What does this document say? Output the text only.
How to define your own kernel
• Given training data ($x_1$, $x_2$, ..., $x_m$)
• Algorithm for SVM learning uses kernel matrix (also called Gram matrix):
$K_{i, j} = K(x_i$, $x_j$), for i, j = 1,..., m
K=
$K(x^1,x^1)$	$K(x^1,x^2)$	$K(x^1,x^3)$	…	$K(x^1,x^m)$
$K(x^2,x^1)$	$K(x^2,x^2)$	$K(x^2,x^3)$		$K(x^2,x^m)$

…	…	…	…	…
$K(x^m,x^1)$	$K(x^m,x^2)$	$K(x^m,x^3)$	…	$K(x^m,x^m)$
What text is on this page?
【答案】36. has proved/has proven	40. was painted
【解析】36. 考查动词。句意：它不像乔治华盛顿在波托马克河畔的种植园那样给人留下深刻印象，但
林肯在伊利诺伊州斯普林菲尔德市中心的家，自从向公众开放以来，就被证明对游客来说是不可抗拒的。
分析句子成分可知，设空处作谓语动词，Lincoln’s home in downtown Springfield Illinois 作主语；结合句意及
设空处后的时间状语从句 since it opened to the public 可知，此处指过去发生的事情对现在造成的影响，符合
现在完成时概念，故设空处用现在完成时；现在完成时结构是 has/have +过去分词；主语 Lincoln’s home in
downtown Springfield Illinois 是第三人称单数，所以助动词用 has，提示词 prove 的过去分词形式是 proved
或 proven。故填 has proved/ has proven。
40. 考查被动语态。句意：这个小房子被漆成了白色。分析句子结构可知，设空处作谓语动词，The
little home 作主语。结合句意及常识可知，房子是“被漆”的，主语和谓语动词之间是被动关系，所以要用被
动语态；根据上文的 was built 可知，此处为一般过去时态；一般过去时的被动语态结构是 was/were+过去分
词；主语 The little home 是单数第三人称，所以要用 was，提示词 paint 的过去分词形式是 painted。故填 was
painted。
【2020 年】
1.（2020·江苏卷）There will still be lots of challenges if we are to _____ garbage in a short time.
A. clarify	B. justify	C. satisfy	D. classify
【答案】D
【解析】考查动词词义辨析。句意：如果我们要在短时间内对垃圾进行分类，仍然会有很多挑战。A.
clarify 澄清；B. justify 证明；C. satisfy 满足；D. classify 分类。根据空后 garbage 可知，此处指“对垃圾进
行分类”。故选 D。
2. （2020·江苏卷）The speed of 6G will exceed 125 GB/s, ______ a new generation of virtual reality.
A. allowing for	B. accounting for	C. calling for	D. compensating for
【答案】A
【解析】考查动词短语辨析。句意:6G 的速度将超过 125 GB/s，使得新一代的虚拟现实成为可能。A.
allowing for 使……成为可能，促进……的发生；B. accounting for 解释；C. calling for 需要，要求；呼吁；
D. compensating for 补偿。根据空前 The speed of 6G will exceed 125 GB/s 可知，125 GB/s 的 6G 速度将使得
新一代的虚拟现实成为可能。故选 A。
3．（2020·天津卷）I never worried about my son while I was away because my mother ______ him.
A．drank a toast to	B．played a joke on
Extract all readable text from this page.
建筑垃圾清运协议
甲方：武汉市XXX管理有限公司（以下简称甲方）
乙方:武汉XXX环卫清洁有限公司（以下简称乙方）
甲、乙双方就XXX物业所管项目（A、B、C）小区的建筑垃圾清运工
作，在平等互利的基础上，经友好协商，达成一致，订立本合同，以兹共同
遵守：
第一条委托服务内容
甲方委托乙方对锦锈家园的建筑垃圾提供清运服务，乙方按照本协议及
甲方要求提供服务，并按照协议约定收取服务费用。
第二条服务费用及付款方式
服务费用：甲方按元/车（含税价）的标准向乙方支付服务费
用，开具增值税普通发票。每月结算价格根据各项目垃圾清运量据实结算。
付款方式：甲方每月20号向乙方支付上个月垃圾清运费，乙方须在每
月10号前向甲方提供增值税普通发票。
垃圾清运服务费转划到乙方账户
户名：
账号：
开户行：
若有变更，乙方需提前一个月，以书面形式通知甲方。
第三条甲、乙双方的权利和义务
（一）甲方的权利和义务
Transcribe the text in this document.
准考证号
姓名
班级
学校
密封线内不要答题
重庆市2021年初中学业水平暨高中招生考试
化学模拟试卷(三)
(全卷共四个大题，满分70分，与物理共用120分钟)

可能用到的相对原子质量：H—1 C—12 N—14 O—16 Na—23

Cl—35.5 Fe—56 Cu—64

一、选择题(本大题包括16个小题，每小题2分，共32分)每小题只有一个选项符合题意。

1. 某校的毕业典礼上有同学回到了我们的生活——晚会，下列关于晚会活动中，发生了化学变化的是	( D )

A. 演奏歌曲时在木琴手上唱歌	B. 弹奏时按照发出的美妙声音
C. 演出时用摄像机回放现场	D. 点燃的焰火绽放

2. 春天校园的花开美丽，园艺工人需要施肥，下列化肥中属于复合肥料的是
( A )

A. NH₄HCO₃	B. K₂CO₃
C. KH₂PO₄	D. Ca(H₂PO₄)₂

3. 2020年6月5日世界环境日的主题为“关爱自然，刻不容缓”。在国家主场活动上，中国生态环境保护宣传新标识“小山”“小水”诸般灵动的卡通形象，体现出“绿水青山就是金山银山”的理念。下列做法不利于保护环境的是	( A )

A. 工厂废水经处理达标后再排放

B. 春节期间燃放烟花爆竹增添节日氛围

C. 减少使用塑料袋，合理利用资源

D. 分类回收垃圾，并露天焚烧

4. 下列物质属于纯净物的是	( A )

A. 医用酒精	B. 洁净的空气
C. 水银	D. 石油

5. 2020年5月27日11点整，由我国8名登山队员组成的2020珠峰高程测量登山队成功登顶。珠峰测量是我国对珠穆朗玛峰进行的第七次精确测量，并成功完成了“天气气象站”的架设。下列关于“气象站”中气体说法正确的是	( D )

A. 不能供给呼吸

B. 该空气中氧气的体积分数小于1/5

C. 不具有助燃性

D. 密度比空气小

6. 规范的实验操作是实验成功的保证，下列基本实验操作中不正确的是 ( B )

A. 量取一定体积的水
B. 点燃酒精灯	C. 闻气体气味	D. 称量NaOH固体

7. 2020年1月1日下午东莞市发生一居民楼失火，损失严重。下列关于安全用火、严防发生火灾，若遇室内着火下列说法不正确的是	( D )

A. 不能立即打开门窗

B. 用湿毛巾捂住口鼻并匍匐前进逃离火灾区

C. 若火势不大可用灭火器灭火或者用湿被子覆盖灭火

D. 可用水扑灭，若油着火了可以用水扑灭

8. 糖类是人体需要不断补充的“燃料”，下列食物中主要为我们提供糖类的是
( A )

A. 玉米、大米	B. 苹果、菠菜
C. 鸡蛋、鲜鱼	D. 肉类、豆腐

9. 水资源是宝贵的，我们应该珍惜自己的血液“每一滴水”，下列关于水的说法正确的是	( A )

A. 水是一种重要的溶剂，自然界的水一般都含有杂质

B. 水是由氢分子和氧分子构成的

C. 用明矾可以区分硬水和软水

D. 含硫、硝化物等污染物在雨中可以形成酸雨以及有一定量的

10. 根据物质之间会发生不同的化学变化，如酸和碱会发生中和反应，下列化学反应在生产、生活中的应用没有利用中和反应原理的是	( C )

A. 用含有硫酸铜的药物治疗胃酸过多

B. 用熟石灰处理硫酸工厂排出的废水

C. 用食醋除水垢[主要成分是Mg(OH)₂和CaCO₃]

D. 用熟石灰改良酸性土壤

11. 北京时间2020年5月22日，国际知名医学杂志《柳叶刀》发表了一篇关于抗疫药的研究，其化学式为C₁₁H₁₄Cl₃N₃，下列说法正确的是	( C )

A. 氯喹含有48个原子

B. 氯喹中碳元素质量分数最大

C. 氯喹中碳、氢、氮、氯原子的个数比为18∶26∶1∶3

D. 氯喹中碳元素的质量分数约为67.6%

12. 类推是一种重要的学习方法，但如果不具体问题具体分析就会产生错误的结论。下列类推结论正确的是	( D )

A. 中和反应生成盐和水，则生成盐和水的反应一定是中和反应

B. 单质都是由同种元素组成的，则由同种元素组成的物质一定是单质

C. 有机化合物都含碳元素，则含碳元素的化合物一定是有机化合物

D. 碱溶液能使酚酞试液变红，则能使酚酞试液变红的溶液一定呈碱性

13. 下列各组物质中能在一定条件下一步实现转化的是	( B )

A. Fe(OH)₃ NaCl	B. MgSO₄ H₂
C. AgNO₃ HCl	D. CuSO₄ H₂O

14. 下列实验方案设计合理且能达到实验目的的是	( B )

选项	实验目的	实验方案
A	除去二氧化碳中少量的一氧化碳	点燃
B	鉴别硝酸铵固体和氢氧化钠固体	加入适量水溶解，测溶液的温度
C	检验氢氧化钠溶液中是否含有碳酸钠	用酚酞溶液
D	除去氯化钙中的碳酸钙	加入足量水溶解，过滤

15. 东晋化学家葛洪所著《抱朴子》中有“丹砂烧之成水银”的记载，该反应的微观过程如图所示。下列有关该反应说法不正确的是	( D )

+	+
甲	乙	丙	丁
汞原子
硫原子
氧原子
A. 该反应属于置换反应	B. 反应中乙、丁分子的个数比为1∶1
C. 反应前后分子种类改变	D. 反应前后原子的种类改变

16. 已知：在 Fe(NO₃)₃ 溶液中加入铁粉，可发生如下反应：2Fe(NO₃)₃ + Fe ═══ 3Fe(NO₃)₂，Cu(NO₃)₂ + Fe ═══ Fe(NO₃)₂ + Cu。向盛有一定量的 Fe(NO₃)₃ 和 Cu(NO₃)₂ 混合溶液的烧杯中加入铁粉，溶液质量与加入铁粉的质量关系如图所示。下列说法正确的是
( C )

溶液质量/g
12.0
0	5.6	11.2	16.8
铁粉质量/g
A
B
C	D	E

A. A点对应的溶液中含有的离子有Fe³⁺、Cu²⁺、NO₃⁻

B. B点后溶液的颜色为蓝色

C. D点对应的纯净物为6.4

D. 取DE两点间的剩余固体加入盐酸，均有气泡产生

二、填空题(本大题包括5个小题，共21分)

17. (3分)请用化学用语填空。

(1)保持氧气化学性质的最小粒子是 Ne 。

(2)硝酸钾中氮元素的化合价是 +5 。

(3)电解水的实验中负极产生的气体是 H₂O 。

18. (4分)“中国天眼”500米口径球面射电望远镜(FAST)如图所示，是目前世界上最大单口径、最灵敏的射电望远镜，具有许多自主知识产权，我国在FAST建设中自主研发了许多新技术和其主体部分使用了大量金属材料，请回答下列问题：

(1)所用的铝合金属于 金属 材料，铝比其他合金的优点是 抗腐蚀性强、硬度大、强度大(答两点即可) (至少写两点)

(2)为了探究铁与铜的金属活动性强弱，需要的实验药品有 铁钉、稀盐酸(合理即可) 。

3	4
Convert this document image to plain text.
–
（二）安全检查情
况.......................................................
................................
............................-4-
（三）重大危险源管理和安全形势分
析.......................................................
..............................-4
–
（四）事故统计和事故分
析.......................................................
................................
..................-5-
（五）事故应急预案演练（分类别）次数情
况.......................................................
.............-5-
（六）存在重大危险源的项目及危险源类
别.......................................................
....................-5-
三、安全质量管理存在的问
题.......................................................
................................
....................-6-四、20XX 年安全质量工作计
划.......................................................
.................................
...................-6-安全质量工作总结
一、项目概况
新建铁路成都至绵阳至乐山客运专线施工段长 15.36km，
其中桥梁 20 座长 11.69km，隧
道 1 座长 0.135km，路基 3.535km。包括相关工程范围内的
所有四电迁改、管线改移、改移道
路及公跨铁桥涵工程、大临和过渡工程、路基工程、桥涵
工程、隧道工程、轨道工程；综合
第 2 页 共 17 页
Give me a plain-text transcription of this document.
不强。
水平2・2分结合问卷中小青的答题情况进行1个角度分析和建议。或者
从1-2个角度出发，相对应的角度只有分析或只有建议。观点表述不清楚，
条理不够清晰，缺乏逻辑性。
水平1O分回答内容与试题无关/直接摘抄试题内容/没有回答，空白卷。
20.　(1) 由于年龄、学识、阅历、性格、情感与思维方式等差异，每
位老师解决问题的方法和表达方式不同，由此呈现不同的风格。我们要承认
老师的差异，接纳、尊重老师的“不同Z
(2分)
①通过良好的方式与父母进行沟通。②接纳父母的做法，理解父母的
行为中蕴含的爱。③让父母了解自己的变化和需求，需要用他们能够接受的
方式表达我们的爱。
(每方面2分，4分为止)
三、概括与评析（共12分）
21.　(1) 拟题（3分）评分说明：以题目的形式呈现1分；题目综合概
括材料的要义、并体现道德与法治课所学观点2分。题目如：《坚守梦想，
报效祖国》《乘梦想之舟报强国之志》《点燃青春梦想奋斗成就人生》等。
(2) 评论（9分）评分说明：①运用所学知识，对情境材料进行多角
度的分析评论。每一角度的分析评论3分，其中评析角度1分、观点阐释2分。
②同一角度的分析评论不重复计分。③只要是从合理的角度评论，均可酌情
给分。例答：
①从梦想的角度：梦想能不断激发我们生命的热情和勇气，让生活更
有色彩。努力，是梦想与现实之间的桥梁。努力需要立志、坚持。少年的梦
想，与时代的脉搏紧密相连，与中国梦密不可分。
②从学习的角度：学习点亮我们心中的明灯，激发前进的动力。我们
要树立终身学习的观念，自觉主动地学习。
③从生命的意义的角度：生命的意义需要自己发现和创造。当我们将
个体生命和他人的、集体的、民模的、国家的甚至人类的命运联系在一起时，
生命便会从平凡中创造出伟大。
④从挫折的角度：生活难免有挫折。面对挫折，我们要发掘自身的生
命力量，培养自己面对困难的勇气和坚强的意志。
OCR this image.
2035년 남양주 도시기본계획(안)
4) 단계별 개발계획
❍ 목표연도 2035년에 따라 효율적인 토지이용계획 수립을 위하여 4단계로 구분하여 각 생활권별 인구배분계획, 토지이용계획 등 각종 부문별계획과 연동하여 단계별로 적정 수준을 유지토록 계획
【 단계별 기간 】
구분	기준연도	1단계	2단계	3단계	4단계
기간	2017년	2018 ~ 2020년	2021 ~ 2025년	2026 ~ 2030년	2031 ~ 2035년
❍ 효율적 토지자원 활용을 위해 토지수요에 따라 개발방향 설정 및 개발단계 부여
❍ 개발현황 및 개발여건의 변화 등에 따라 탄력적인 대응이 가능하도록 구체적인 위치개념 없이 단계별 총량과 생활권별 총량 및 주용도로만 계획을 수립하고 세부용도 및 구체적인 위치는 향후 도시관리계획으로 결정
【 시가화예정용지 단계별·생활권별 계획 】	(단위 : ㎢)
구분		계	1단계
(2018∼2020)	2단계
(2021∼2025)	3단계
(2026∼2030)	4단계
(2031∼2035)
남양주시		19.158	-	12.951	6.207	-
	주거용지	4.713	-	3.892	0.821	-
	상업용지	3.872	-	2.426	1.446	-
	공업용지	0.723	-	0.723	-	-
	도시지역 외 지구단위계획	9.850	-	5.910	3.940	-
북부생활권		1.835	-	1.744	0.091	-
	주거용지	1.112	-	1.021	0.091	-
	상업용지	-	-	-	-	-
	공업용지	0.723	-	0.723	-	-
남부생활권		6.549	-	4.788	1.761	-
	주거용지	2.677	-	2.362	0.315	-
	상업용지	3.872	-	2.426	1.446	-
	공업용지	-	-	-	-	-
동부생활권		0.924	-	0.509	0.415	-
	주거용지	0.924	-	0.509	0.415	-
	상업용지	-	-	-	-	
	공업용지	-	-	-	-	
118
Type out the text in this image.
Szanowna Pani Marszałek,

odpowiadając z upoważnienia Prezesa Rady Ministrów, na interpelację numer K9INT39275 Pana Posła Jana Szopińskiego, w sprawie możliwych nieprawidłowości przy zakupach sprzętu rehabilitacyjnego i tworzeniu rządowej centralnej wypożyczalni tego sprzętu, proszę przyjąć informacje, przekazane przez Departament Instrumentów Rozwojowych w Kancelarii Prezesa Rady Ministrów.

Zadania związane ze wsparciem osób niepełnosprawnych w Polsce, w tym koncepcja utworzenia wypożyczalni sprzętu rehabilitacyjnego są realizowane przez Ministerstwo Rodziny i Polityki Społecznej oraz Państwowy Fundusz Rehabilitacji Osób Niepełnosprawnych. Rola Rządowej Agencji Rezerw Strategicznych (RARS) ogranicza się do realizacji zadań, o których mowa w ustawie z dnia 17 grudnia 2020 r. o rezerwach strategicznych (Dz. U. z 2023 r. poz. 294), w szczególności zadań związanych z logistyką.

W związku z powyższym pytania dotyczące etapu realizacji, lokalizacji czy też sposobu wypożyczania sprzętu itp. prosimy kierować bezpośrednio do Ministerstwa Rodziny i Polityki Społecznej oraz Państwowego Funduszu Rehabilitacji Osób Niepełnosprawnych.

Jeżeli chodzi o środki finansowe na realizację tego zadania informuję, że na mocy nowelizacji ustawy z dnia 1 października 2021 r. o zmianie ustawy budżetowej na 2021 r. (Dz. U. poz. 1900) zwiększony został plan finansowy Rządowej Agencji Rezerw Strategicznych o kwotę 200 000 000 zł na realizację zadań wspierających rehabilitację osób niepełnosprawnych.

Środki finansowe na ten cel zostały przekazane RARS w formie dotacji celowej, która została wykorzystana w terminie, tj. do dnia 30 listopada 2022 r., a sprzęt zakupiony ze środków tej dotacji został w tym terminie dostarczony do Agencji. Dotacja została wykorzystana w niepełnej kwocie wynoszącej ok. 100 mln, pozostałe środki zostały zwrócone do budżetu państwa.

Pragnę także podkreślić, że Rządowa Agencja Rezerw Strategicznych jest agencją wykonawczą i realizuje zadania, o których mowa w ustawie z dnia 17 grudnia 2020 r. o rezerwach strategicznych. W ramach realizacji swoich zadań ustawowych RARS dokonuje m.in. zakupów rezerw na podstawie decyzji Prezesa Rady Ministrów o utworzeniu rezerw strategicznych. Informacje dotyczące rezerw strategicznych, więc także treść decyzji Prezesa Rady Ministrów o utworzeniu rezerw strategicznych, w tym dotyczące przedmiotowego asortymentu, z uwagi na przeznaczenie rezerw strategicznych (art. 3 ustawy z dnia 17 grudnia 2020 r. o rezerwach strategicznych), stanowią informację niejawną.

» **What is needed**: Determine the number of lines in the data that contain "painted" as a word or string, and state only that number.

» **Response for this exercise**: 3